**Exercise directions:**
Collect each line holding the string "nouem".

**Task inputs:**
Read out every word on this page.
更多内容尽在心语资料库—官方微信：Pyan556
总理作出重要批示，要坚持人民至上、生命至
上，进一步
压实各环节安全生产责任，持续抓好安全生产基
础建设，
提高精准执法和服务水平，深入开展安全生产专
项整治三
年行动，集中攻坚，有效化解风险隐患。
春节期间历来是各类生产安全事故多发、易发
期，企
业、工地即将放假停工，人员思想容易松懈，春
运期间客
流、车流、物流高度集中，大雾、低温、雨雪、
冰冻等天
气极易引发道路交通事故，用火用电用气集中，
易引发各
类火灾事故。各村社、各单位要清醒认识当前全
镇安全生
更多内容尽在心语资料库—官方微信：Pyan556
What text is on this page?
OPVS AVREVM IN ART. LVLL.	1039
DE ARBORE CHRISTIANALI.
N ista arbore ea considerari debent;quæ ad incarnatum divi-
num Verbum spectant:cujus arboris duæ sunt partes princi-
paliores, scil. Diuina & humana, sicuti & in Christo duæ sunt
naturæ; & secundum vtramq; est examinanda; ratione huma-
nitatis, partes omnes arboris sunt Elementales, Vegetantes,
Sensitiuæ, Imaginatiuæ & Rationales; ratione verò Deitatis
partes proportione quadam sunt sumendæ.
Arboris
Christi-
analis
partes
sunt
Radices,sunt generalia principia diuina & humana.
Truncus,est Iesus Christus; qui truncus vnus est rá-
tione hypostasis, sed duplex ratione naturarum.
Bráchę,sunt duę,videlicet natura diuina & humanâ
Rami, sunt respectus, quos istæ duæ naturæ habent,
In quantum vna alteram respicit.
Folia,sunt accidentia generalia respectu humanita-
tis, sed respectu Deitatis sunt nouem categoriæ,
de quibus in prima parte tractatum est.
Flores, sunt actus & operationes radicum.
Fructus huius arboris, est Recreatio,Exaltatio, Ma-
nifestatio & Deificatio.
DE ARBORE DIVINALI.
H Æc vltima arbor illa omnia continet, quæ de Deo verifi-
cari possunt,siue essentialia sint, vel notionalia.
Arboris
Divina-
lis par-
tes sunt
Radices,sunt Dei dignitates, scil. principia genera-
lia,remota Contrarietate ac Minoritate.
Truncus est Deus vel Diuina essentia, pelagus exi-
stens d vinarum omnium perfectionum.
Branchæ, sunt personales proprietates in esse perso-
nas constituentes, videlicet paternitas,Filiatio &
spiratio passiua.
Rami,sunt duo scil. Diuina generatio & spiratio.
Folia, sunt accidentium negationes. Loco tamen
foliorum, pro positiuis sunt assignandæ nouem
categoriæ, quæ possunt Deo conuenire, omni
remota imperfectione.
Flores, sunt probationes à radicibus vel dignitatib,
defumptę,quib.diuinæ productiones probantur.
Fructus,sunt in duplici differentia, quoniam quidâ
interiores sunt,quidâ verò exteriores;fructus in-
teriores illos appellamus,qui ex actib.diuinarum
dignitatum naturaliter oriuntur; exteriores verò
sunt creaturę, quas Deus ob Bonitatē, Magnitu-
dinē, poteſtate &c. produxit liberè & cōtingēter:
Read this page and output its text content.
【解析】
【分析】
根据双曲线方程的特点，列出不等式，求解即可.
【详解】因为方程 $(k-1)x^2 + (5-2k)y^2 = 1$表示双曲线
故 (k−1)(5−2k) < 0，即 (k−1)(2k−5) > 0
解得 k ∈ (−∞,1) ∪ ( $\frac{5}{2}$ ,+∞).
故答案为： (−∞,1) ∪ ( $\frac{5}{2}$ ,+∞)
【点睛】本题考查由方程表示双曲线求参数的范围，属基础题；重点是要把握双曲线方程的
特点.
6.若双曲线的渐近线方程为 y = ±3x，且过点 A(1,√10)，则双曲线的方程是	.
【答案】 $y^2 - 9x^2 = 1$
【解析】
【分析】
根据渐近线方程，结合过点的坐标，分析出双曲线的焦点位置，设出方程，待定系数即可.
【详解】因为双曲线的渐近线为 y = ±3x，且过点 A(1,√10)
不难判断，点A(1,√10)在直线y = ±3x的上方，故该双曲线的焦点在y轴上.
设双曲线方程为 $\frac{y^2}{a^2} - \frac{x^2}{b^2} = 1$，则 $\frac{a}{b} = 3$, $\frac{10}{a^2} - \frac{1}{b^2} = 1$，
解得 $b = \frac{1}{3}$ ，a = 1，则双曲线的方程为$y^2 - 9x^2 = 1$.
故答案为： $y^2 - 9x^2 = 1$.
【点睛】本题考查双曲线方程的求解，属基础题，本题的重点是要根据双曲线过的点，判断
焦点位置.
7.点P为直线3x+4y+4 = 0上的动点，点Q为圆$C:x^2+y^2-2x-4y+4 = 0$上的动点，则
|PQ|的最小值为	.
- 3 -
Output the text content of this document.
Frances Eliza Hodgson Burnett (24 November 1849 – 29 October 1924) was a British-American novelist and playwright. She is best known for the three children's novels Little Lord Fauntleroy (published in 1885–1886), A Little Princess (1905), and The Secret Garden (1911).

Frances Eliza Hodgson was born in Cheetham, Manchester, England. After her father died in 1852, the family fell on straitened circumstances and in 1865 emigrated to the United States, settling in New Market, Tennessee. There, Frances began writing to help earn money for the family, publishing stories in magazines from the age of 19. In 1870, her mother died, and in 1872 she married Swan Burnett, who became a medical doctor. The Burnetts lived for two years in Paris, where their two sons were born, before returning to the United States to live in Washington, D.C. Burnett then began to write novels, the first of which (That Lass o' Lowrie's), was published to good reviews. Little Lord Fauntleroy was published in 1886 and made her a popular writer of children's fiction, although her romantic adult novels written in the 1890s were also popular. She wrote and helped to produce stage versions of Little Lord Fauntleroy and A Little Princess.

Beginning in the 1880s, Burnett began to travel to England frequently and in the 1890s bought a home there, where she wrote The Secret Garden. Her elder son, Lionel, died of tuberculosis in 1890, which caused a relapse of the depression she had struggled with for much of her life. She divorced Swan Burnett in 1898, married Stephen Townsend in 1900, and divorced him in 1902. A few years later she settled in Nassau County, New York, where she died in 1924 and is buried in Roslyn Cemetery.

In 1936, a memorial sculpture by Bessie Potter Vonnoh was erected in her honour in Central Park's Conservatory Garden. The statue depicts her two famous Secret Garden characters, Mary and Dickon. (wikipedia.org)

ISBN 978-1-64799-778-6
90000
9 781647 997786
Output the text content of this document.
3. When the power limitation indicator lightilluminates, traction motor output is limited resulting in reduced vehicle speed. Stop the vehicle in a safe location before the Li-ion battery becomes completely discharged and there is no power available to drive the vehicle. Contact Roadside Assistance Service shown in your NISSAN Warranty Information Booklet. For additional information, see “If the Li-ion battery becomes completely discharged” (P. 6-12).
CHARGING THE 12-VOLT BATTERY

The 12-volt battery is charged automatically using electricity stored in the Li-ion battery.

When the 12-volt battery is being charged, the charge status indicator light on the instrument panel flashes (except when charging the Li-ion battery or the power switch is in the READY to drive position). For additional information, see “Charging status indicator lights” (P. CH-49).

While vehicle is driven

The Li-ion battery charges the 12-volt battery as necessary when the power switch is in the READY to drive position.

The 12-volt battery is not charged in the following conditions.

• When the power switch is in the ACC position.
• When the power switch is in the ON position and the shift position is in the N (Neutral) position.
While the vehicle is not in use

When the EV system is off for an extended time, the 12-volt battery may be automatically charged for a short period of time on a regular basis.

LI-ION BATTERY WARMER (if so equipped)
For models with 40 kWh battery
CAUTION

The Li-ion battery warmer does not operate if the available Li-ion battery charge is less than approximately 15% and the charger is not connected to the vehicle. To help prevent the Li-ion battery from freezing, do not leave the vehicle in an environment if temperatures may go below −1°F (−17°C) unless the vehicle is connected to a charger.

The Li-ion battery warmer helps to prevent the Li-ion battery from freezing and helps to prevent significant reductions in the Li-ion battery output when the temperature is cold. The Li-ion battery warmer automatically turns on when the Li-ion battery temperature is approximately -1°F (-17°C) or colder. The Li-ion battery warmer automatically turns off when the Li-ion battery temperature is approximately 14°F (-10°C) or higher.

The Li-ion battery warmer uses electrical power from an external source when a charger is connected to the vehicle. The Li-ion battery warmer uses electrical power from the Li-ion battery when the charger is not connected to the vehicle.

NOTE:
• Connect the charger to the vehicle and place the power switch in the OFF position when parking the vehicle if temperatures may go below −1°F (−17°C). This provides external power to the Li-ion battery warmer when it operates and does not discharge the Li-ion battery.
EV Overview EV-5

**Output of the exercise:**
tis, sed respectu Deitatis sunt nouem categoriæ,
foliorum, pro positiuis sunt assignandæ nouem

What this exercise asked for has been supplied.